Data shown:

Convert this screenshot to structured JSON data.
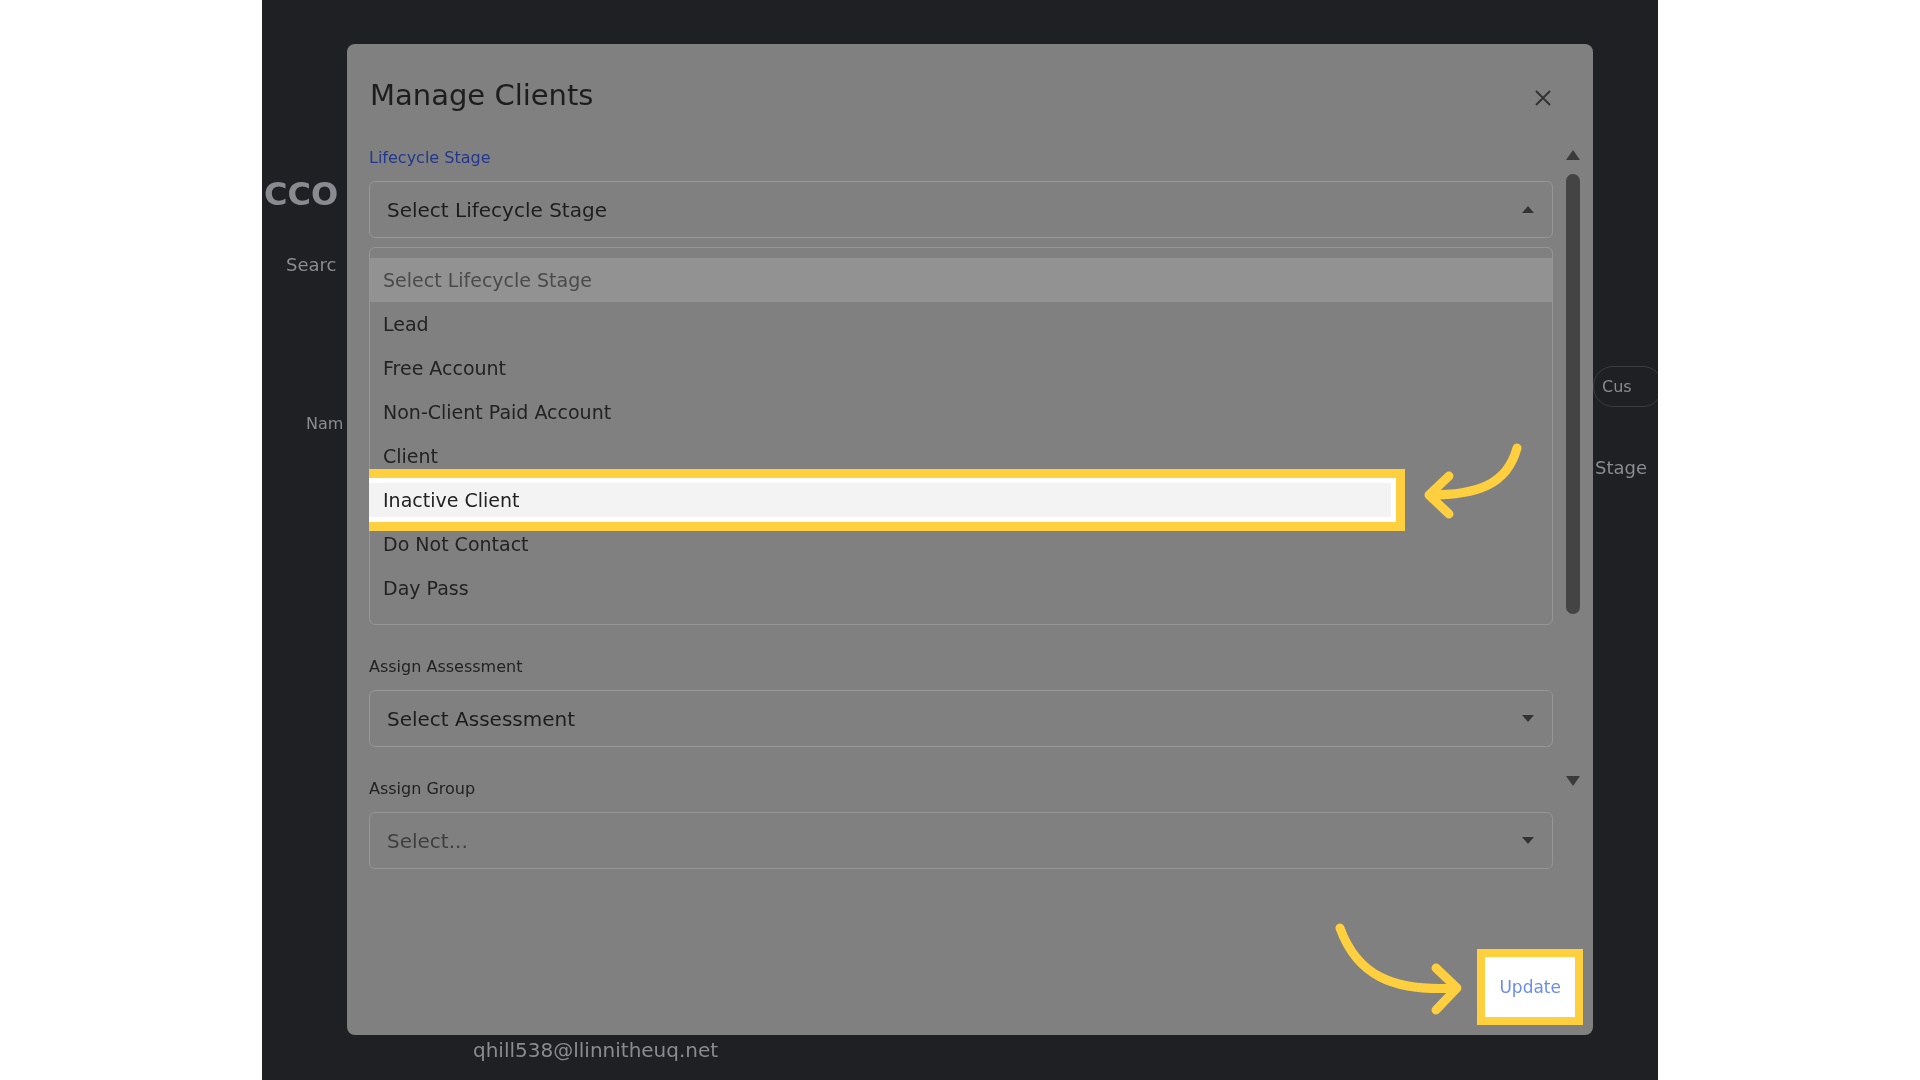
{
  "background": {
    "heading": "CCO",
    "search": {
      "placeholder": "Searc"
    },
    "column_1": "Nam",
    "filter_button": "Cus",
    "column_2": "Stage",
    "email": "qhill538@llinnitheuq.net"
  },
  "modal": {
    "title": "Manage Clients",
    "fields": [
      {
        "label": "Lifecycle Stage",
        "value": "Select Lifecycle Stage",
        "expanded": true,
        "options": [
          {
            "label": "Select Lifecycle Stage",
            "disabled": true,
            "selected": true,
            "highlighted": false,
            "annotated": false
          },
          {
            "label": "Lead",
            "disabled": false,
            "selected": false,
            "highlighted": false,
            "annotated": false
          },
          {
            "label": "Free Account",
            "disabled": false,
            "selected": false,
            "highlighted": false,
            "annotated": false
          },
          {
            "label": "Non-Client Paid Account",
            "disabled": false,
            "selected": false,
            "highlighted": false,
            "annotated": false
          },
          {
            "label": "Client",
            "disabled": false,
            "selected": false,
            "highlighted": false,
            "annotated": false
          },
          {
            "label": "Inactive Client",
            "disabled": false,
            "selected": false,
            "highlighted": true,
            "annotated": true
          },
          {
            "label": "Do Not Contact",
            "disabled": false,
            "selected": false,
            "highlighted": false,
            "annotated": false
          },
          {
            "label": "Day Pass",
            "disabled": false,
            "selected": false,
            "highlighted": false,
            "annotated": false
          }
        ]
      },
      {
        "label": "Assign Assessment",
        "value": "Select Assessment",
        "expanded": false
      },
      {
        "label": "Assign Group",
        "placeholder": "Select...",
        "expanded": false
      }
    ],
    "buttons": [
      {
        "label": "Update",
        "annotated": true
      }
    ]
  }
}
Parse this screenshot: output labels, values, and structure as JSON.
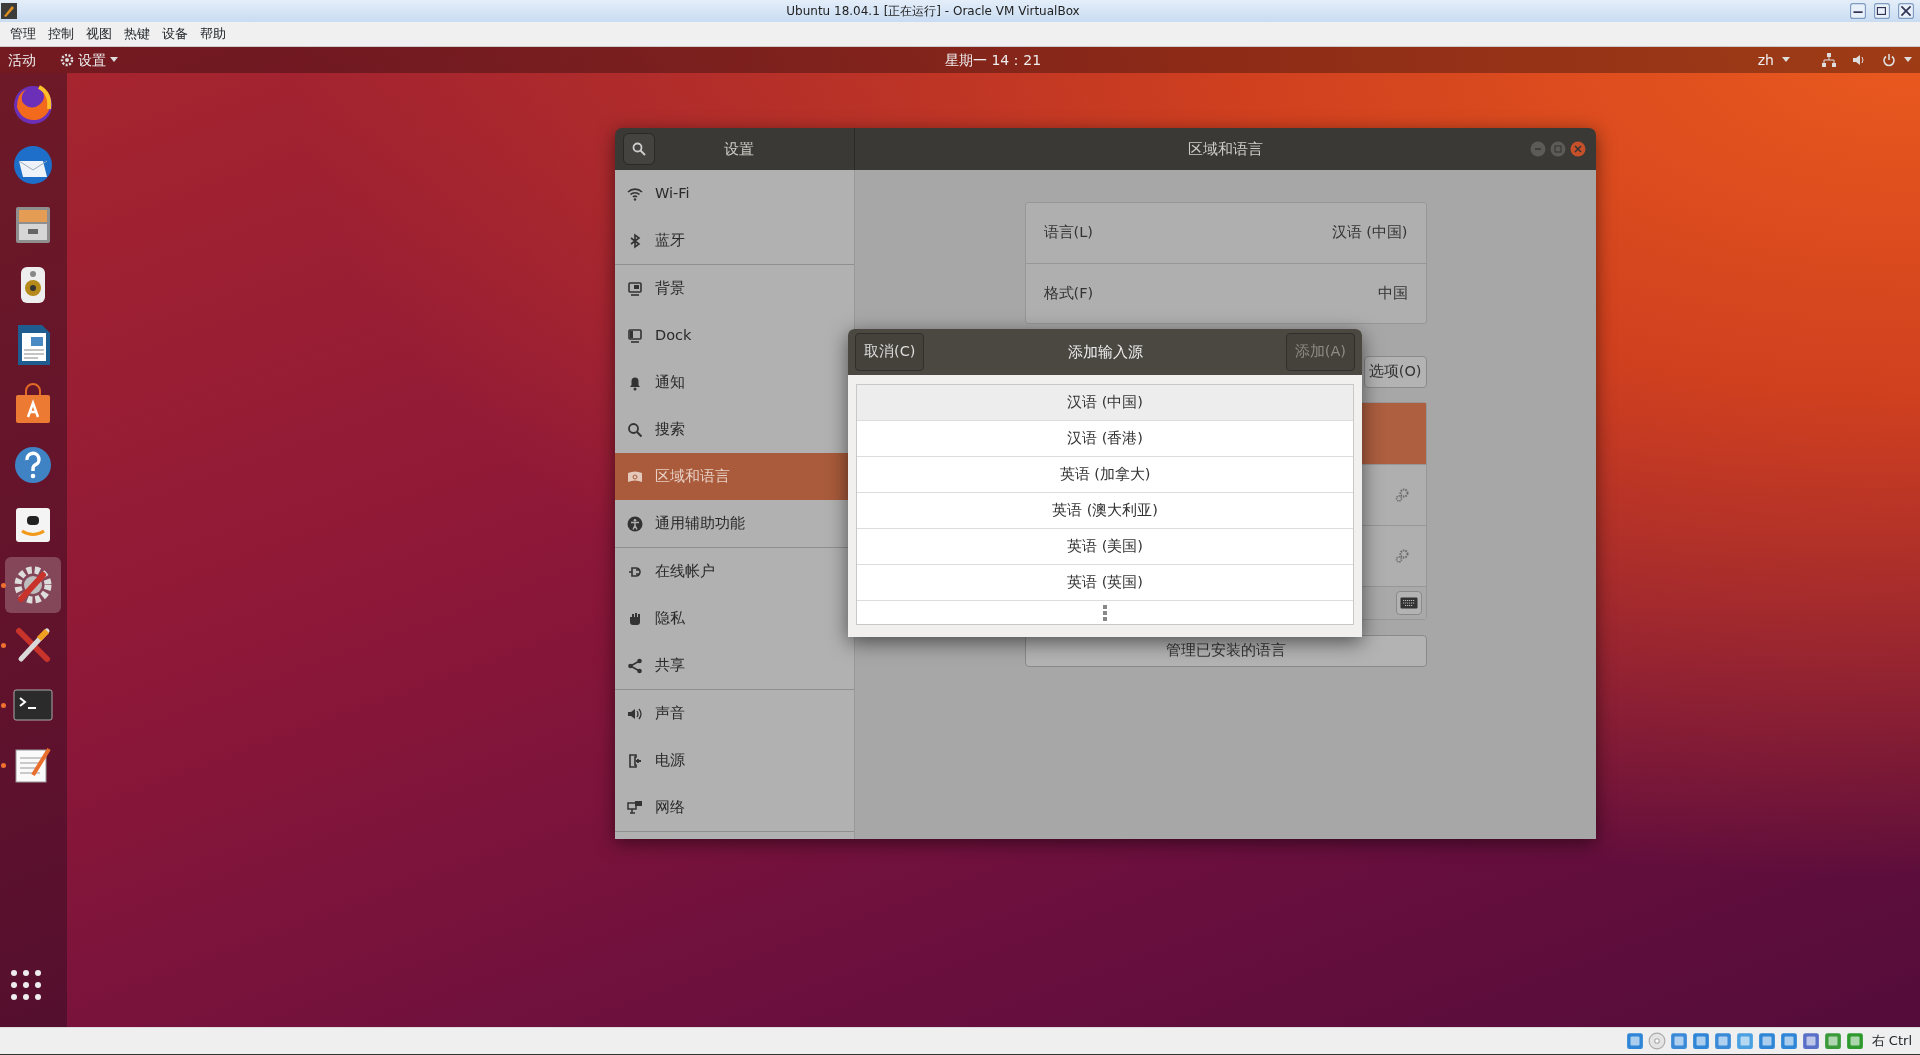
{
  "vbox_window": {
    "title": "Ubuntu 18.04.1 [正在运行] - Oracle VM VirtualBox"
  },
  "vbox_menu": [
    "管理",
    "控制",
    "视图",
    "热键",
    "设备",
    "帮助"
  ],
  "top_bar": {
    "activities": "活动",
    "app_menu": "设置",
    "clock": "星期一 14：21",
    "input_method": "zh"
  },
  "dock": [
    {
      "kind": "firefox",
      "running": false,
      "selected": false
    },
    {
      "kind": "mail",
      "running": false,
      "selected": false
    },
    {
      "kind": "files",
      "running": false,
      "selected": false
    },
    {
      "kind": "speaker",
      "running": false,
      "selected": false
    },
    {
      "kind": "document",
      "running": false,
      "selected": false
    },
    {
      "kind": "store",
      "running": false,
      "selected": false
    },
    {
      "kind": "help",
      "running": false,
      "selected": false
    },
    {
      "kind": "shop",
      "running": false,
      "selected": false
    },
    {
      "kind": "settings",
      "running": true,
      "selected": true
    },
    {
      "kind": "tools",
      "running": true,
      "selected": false
    },
    {
      "kind": "terminal",
      "running": true,
      "selected": false
    },
    {
      "kind": "editor",
      "running": true,
      "selected": false
    }
  ],
  "settings": {
    "title": "设置",
    "panel_title": "区域和语言",
    "sidebar_groups": [
      [
        {
          "label": "Wi-Fi",
          "kind": "wifi",
          "selected": false
        },
        {
          "label": "蓝牙",
          "kind": "bluetooth",
          "selected": false
        }
      ],
      [
        {
          "label": "背景",
          "kind": "background",
          "selected": false
        },
        {
          "label": "Dock",
          "kind": "dock",
          "selected": false
        },
        {
          "label": "通知",
          "kind": "bell",
          "selected": false
        },
        {
          "label": "搜索",
          "kind": "search",
          "selected": false
        },
        {
          "label": "区域和语言",
          "kind": "region",
          "selected": true
        },
        {
          "label": "通用辅助功能",
          "kind": "accessibility",
          "selected": false
        }
      ],
      [
        {
          "label": "在线帐户",
          "kind": "online",
          "selected": false
        },
        {
          "label": "隐私",
          "kind": "privacy",
          "selected": false
        },
        {
          "label": "共享",
          "kind": "share",
          "selected": false
        }
      ],
      [
        {
          "label": "声音",
          "kind": "sound",
          "selected": false
        },
        {
          "label": "电源",
          "kind": "power",
          "selected": false
        },
        {
          "label": "网络",
          "kind": "network",
          "selected": false
        }
      ]
    ],
    "language_rows": [
      {
        "label": "语言(L)",
        "value": "汉语 (中国)"
      },
      {
        "label": "格式(F)",
        "value": "中国"
      }
    ],
    "options_button": "选项(O)",
    "input_sources": [
      {
        "selected": true,
        "settings_button": false
      },
      {
        "selected": false,
        "settings_button": true
      },
      {
        "selected": false,
        "settings_button": true
      }
    ],
    "manage_button": "管理已安装的语言"
  },
  "dialog": {
    "title": "添加输入源",
    "cancel": "取消(C)",
    "add": "添加(A)",
    "add_disabled": true,
    "items": [
      {
        "label": "汉语 (中国)",
        "selected": true
      },
      {
        "label": "汉语 (香港)",
        "selected": false
      },
      {
        "label": "英语 (加拿大)",
        "selected": false
      },
      {
        "label": "英语 (澳大利亚)",
        "selected": false
      },
      {
        "label": "英语 (美国)",
        "selected": false
      },
      {
        "label": "英语 (英国)",
        "selected": false
      }
    ]
  },
  "status_bar": {
    "host_key": "右 Ctrl"
  }
}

The request: Using the records above, find and show each line with the string "JSON".

Result for this exercise:
Convert this screenshot to structured JSON data.
Parse this screenshot: output labels, values, and structure as JSON.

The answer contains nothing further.